**Task prompt:** Make an exact copy of all the records.

**Input data:**
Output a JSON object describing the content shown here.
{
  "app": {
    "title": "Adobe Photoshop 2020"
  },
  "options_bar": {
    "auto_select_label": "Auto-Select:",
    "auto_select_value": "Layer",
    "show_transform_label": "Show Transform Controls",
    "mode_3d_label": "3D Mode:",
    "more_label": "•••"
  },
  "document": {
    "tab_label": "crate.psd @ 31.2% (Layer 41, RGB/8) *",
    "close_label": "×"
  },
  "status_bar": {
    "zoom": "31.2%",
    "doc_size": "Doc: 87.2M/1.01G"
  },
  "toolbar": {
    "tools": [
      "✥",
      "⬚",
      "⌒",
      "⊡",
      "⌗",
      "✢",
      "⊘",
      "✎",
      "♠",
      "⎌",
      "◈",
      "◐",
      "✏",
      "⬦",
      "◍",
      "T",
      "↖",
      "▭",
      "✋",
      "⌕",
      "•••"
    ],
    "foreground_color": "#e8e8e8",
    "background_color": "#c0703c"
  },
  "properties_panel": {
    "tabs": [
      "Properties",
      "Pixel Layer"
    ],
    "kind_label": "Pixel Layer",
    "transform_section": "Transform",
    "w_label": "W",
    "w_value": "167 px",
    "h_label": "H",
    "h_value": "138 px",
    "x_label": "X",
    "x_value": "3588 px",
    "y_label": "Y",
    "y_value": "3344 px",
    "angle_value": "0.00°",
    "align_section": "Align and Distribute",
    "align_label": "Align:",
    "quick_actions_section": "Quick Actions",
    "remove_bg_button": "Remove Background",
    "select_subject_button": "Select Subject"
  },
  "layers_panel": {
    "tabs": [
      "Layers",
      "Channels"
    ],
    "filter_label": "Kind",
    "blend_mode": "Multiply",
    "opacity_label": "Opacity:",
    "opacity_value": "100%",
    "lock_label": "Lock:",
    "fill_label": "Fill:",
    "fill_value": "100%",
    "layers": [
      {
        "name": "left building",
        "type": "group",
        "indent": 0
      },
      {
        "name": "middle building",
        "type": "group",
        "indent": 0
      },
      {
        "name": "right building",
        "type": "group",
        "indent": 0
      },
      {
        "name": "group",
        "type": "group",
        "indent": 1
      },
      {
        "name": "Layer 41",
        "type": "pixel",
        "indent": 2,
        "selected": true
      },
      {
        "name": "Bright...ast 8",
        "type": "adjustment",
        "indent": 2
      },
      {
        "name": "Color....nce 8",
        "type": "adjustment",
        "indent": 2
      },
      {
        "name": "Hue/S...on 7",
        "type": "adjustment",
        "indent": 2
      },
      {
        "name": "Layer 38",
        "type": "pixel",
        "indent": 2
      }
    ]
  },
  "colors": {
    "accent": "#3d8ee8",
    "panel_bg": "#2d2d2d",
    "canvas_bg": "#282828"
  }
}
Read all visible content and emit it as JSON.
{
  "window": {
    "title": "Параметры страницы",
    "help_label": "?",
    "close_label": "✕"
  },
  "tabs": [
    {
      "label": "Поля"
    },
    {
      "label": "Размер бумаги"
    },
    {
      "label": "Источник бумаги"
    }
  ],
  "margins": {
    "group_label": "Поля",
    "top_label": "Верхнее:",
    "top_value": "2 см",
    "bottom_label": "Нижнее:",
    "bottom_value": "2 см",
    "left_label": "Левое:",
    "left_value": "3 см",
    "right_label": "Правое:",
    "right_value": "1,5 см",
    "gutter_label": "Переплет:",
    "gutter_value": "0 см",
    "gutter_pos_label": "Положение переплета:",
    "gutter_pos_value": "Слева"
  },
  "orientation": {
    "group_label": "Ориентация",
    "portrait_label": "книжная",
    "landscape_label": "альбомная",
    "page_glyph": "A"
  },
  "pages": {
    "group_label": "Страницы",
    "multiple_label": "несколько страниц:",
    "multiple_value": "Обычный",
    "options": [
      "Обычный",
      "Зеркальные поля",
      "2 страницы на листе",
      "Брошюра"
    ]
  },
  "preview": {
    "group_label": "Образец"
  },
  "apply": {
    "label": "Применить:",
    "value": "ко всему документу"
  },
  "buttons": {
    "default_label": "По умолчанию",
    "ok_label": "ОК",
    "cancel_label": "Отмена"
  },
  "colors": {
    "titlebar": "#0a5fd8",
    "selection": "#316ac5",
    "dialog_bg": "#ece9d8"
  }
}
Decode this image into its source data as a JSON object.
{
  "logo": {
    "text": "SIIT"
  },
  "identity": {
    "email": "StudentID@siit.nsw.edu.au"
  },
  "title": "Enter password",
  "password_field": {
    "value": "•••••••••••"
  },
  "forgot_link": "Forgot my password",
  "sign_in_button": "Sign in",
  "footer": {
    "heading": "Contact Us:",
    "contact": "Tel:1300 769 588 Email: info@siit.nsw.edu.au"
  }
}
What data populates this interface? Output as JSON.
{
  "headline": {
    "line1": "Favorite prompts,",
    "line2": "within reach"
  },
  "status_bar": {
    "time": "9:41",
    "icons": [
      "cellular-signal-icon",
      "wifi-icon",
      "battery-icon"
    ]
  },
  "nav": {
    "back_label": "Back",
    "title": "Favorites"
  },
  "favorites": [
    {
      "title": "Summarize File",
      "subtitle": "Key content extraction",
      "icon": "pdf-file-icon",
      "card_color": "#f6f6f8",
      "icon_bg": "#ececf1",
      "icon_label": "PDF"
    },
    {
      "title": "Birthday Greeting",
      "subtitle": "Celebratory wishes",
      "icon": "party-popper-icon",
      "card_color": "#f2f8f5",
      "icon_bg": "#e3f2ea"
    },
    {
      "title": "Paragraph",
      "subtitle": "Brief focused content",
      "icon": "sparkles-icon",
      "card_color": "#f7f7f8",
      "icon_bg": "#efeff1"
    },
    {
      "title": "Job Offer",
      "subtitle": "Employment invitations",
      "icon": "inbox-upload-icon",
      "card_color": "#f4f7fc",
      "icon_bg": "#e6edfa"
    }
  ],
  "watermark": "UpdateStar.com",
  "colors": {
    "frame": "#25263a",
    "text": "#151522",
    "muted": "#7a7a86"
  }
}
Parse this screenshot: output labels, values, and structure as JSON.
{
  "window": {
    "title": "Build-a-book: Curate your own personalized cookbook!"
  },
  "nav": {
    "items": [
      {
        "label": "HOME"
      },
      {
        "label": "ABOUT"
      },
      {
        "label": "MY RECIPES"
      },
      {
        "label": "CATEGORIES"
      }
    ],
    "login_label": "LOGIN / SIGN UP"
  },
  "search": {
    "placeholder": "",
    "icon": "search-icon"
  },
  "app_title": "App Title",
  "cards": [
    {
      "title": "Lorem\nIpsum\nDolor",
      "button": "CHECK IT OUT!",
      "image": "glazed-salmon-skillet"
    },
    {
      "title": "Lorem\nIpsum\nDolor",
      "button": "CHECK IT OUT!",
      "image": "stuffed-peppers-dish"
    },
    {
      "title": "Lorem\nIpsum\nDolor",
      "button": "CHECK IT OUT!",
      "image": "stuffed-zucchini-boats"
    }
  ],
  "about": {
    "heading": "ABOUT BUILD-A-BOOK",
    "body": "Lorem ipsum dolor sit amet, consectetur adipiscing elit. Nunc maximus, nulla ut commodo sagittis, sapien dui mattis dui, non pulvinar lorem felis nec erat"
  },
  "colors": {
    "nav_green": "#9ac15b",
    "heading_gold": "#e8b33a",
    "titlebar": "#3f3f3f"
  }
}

**Worked solution:**
Output a JSON object describing the content shown here.
{
  "app": {
    "title": "Adobe Photoshop 2020"
  },
  "options_bar": {
    "auto_select_label": "Auto-Select:",
    "auto_select_value": "Layer",
    "show_transform_label": "Show Transform Controls",
    "mode_3d_label": "3D Mode:",
    "more_label": "•••"
  },
  "document": {
    "tab_label": "crate.psd @ 31.2% (Layer 41, RGB/8) *",
    "close_label": "×"
  },
  "status_bar": {
    "zoom": "31.2%",
    "doc_size": "Doc: 87.2M/1.01G"
  },
  "toolbar": {
    "tools": [
      "✥",
      "⬚",
      "⌒",
      "⊡",
      "⌗",
      "✢",
      "⊘",
      "✎",
      "♠",
      "⎌",
      "◈",
      "◐",
      "✏",
      "⬦",
      "◍",
      "T",
      "↖",
      "▭",
      "✋",
      "⌕",
      "•••"
    ],
    "foreground_color": "#e8e8e8",
    "background_color": "#c0703c"
  },
  "properties_panel": {
    "tabs": [
      "Properties",
      "Pixel Layer"
    ],
    "kind_label": "Pixel Layer",
    "transform_section": "Transform",
    "w_label": "W",
    "w_value": "167 px",
    "h_label": "H",
    "h_value": "138 px",
    "x_label": "X",
    "x_value": "3588 px",
    "y_label": "Y",
    "y_value": "3344 px",
    "angle_value": "0.00°",
    "align_section": "Align and Distribute",
    "align_label": "Align:",
    "quick_actions_section": "Quick Actions",
    "remove_bg_button": "Remove Background",
    "select_subject_button": "Select Subject"
  },
  "layers_panel": {
    "tabs": [
      "Layers",
      "Channels"
    ],
    "filter_label": "Kind",
    "blend_mode": "Multiply",
    "opacity_label": "Opacity:",
    "opacity_value": "100%",
    "lock_label": "Lock:",
    "fill_label": "Fill:",
    "fill_value": "100%",
    "layers": [
      {
        "name": "left building",
        "type": "group",
        "indent": 0
      },
      {
        "name": "middle building",
        "type": "group",
        "indent": 0
      },
      {
        "name": "right building",
        "type": "group",
        "indent": 0
      },
      {
        "name": "group",
        "type": "group",
        "indent": 1
      },
      {
        "name": "Layer 41",
        "type": "pixel",
        "indent": 2,
        "selected": true
      },
      {
        "name": "Bright...ast 8",
        "type": "adjustment",
        "indent": 2
      },
      {
        "name": "Color....nce 8",
        "type": "adjustment",
        "indent": 2
      },
      {
        "name": "Hue/S...on 7",
        "type": "adjustment",
        "indent": 2
      },
      {
        "name": "Layer 38",
        "type": "pixel",
        "indent": 2
      }
    ]
  },
  "colors": {
    "accent": "#3d8ee8",
    "panel_bg": "#2d2d2d",
    "canvas_bg": "#282828"
  }
}
Read all visible content and emit it as JSON.
{
  "window": {
    "title": "Параметры страницы",
    "help_label": "?",
    "close_label": "✕"
  },
  "tabs": [
    {
      "label": "Поля"
    },
    {
      "label": "Размер бумаги"
    },
    {
      "label": "Источник бумаги"
    }
  ],
  "margins": {
    "group_label": "Поля",
    "top_label": "Верхнее:",
    "top_value": "2 см",
    "bottom_label": "Нижнее:",
    "bottom_value": "2 см",
    "left_label": "Левое:",
    "left_value": "3 см",
    "right_label": "Правое:",
    "right_value": "1,5 см",
    "gutter_label": "Переплет:",
    "gutter_value": "0 см",
    "gutter_pos_label": "Положение переплета:",
    "gutter_pos_value": "Слева"
  },
  "orientation": {
    "group_label": "Ориентация",
    "portrait_label": "книжная",
    "landscape_label": "альбомная",
    "page_glyph": "A"
  },
  "pages": {
    "group_label": "Страницы",
    "multiple_label": "несколько страниц:",
    "multiple_value": "Обычный",
    "options": [
      "Обычный",
      "Зеркальные поля",
      "2 страницы на листе",
      "Брошюра"
    ]
  },
  "preview": {
    "group_label": "Образец"
  },
  "apply": {
    "label": "Применить:",
    "value": "ко всему документу"
  },
  "buttons": {
    "default_label": "По умолчанию",
    "ok_label": "ОК",
    "cancel_label": "Отмена"
  },
  "colors": {
    "titlebar": "#0a5fd8",
    "selection": "#316ac5",
    "dialog_bg": "#ece9d8"
  }
}
Decode this image into its source data as a JSON object.
{
  "logo": {
    "text": "SIIT"
  },
  "identity": {
    "email": "StudentID@siit.nsw.edu.au"
  },
  "title": "Enter password",
  "password_field": {
    "value": "•••••••••••"
  },
  "forgot_link": "Forgot my password",
  "sign_in_button": "Sign in",
  "footer": {
    "heading": "Contact Us:",
    "contact": "Tel:1300 769 588 Email: info@siit.nsw.edu.au"
  }
}
What data populates this interface? Output as JSON.
{
  "headline": {
    "line1": "Favorite prompts,",
    "line2": "within reach"
  },
  "status_bar": {
    "time": "9:41",
    "icons": [
      "cellular-signal-icon",
      "wifi-icon",
      "battery-icon"
    ]
  },
  "nav": {
    "back_label": "Back",
    "title": "Favorites"
  },
  "favorites": [
    {
      "title": "Summarize File",
      "subtitle": "Key content extraction",
      "icon": "pdf-file-icon",
      "card_color": "#f6f6f8",
      "icon_bg": "#ececf1",
      "icon_label": "PDF"
    },
    {
      "title": "Birthday Greeting",
      "subtitle": "Celebratory wishes",
      "icon": "party-popper-icon",
      "card_color": "#f2f8f5",
      "icon_bg": "#e3f2ea"
    },
    {
      "title": "Paragraph",
      "subtitle": "Brief focused content",
      "icon": "sparkles-icon",
      "card_color": "#f7f7f8",
      "icon_bg": "#efeff1"
    },
    {
      "title": "Job Offer",
      "subtitle": "Employment invitations",
      "icon": "inbox-upload-icon",
      "card_color": "#f4f7fc",
      "icon_bg": "#e6edfa"
    }
  ],
  "watermark": "UpdateStar.com",
  "colors": {
    "frame": "#25263a",
    "text": "#151522",
    "muted": "#7a7a86"
  }
}
Parse this screenshot: output labels, values, and structure as JSON.
{
  "window": {
    "title": "Build-a-book: Curate your own personalized cookbook!"
  },
  "nav": {
    "items": [
      {
        "label": "HOME"
      },
      {
        "label": "ABOUT"
      },
      {
        "label": "MY RECIPES"
      },
      {
        "label": "CATEGORIES"
      }
    ],
    "login_label": "LOGIN / SIGN UP"
  },
  "search": {
    "placeholder": "",
    "icon": "search-icon"
  },
  "app_title": "App Title",
  "cards": [
    {
      "title": "Lorem\nIpsum\nDolor",
      "button": "CHECK IT OUT!",
      "image": "glazed-salmon-skillet"
    },
    {
      "title": "Lorem\nIpsum\nDolor",
      "button": "CHECK IT OUT!",
      "image": "stuffed-peppers-dish"
    },
    {
      "title": "Lorem\nIpsum\nDolor",
      "button": "CHECK IT OUT!",
      "image": "stuffed-zucchini-boats"
    }
  ],
  "about": {
    "heading": "ABOUT BUILD-A-BOOK",
    "body": "Lorem ipsum dolor sit amet, consectetur adipiscing elit. Nunc maximus, nulla ut commodo sagittis, sapien dui mattis dui, non pulvinar lorem felis nec erat"
  },
  "colors": {
    "nav_green": "#9ac15b",
    "heading_gold": "#e8b33a",
    "titlebar": "#3f3f3f"
  }
}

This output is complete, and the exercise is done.